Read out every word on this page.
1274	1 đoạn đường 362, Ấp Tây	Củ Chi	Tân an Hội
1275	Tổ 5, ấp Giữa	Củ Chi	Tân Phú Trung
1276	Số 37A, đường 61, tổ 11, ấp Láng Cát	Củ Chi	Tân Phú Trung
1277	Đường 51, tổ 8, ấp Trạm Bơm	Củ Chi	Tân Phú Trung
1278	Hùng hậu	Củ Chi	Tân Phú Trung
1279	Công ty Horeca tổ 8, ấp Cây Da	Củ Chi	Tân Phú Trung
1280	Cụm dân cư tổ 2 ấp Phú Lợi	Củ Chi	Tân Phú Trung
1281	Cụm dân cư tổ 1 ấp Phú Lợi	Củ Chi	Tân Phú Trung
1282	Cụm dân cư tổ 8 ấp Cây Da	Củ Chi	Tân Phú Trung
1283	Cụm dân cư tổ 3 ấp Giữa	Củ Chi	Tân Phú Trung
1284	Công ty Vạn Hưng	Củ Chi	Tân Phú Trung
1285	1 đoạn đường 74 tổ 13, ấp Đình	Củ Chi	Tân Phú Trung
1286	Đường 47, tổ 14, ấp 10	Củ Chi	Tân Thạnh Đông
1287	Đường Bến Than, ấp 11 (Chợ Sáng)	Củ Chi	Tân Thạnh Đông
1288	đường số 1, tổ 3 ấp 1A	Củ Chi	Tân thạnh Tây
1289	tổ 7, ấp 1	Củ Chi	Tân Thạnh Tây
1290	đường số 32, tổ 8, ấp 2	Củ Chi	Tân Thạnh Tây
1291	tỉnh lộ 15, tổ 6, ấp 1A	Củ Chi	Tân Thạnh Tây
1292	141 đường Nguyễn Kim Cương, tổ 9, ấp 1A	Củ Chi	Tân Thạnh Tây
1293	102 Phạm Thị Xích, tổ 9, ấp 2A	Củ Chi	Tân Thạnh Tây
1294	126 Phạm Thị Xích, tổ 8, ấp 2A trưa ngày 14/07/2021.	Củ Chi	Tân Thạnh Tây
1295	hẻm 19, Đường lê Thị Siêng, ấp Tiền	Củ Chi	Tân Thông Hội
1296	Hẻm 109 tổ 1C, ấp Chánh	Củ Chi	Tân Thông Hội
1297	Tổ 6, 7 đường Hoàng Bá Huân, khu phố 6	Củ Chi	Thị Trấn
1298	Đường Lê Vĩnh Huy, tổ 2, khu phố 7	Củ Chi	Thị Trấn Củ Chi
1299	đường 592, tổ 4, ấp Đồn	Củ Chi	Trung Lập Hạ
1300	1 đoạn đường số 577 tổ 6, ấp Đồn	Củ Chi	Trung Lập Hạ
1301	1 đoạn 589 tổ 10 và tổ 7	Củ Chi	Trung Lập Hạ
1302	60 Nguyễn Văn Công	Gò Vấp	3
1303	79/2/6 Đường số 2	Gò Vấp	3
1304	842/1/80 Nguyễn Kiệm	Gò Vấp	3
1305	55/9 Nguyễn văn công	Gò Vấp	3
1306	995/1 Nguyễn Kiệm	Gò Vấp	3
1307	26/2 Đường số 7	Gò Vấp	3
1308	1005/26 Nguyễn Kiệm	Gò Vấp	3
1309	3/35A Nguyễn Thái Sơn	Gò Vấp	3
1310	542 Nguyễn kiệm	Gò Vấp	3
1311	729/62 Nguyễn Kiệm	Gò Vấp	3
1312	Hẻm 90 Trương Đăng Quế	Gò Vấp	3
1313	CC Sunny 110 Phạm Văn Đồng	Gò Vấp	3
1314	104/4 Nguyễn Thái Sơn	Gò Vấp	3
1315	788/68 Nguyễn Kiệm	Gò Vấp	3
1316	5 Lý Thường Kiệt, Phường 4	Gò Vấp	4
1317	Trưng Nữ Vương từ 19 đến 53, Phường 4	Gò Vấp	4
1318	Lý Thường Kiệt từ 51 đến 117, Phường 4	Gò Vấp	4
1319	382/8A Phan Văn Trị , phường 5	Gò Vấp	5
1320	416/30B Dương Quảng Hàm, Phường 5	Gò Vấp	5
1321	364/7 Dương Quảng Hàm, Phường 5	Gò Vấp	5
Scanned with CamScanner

» The problem: Repeat back the data above, exact to the last character.

» Output of the exercise:
Read out every word on this page.
1274	1 đoạn đường 362, Ấp Tây	Củ Chi	Tân an Hội
1275	Tổ 5, ấp Giữa	Củ Chi	Tân Phú Trung
1276	Số 37A, đường 61, tổ 11, ấp Láng Cát	Củ Chi	Tân Phú Trung
1277	Đường 51, tổ 8, ấp Trạm Bơm	Củ Chi	Tân Phú Trung
1278	Hùng hậu	Củ Chi	Tân Phú Trung
1279	Công ty Horeca tổ 8, ấp Cây Da	Củ Chi	Tân Phú Trung
1280	Cụm dân cư tổ 2 ấp Phú Lợi	Củ Chi	Tân Phú Trung
1281	Cụm dân cư tổ 1 ấp Phú Lợi	Củ Chi	Tân Phú Trung
1282	Cụm dân cư tổ 8 ấp Cây Da	Củ Chi	Tân Phú Trung
1283	Cụm dân cư tổ 3 ấp Giữa	Củ Chi	Tân Phú Trung
1284	Công ty Vạn Hưng	Củ Chi	Tân Phú Trung
1285	1 đoạn đường 74 tổ 13, ấp Đình	Củ Chi	Tân Phú Trung
1286	Đường 47, tổ 14, ấp 10	Củ Chi	Tân Thạnh Đông
1287	Đường Bến Than, ấp 11 (Chợ Sáng)	Củ Chi	Tân Thạnh Đông
1288	đường số 1, tổ 3 ấp 1A	Củ Chi	Tân thạnh Tây
1289	tổ 7, ấp 1	Củ Chi	Tân Thạnh Tây
1290	đường số 32, tổ 8, ấp 2	Củ Chi	Tân Thạnh Tây
1291	tỉnh lộ 15, tổ 6, ấp 1A	Củ Chi	Tân Thạnh Tây
1292	141 đường Nguyễn Kim Cương, tổ 9, ấp 1A	Củ Chi	Tân Thạnh Tây
1293	102 Phạm Thị Xích, tổ 9, ấp 2A	Củ Chi	Tân Thạnh Tây
1294	126 Phạm Thị Xích, tổ 8, ấp 2A trưa ngày 14/07/2021.	Củ Chi	Tân Thạnh Tây
1295	hẻm 19, Đường lê Thị Siêng, ấp Tiền	Củ Chi	Tân Thông Hội
1296	Hẻm 109 tổ 1C, ấp Chánh	Củ Chi	Tân Thông Hội
1297	Tổ 6, 7 đường Hoàng Bá Huân, khu phố 6	Củ Chi	Thị Trấn
1298	Đường Lê Vĩnh Huy, tổ 2, khu phố 7	Củ Chi	Thị Trấn Củ Chi
1299	đường 592, tổ 4, ấp Đồn	Củ Chi	Trung Lập Hạ
1300	1 đoạn đường số 577 tổ 6, ấp Đồn	Củ Chi	Trung Lập Hạ
1301	1 đoạn 589 tổ 10 và tổ 7	Củ Chi	Trung Lập Hạ
1302	60 Nguyễn Văn Công	Gò Vấp	3
1303	79/2/6 Đường số 2	Gò Vấp	3
1304	842/1/80 Nguyễn Kiệm	Gò Vấp	3
1305	55/9 Nguyễn văn công	Gò Vấp	3
1306	995/1 Nguyễn Kiệm	Gò Vấp	3
1307	26/2 Đường số 7	Gò Vấp	3
1308	1005/26 Nguyễn Kiệm	Gò Vấp	3
1309	3/35A Nguyễn Thái Sơn	Gò Vấp	3
1310	542 Nguyễn kiệm	Gò Vấp	3
1311	729/62 Nguyễn Kiệm	Gò Vấp	3
1312	Hẻm 90 Trương Đăng Quế	Gò Vấp	3
1313	CC Sunny 110 Phạm Văn Đồng	Gò Vấp	3
1314	104/4 Nguyễn Thái Sơn	Gò Vấp	3
1315	788/68 Nguyễn Kiệm	Gò Vấp	3
1316	5 Lý Thường Kiệt, Phường 4	Gò Vấp	4
1317	Trưng Nữ Vương từ 19 đến 53, Phường 4	Gò Vấp	4
1318	Lý Thường Kiệt từ 51 đến 117, Phường 4	Gò Vấp	4
1319	382/8A Phan Văn Trị , phường 5	Gò Vấp	5
1320	416/30B Dương Quảng Hàm, Phường 5	Gò Vấp	5
1321	364/7 Dương Quảng Hàm, Phường 5	Gò Vấp	5
Scanned with CamScanner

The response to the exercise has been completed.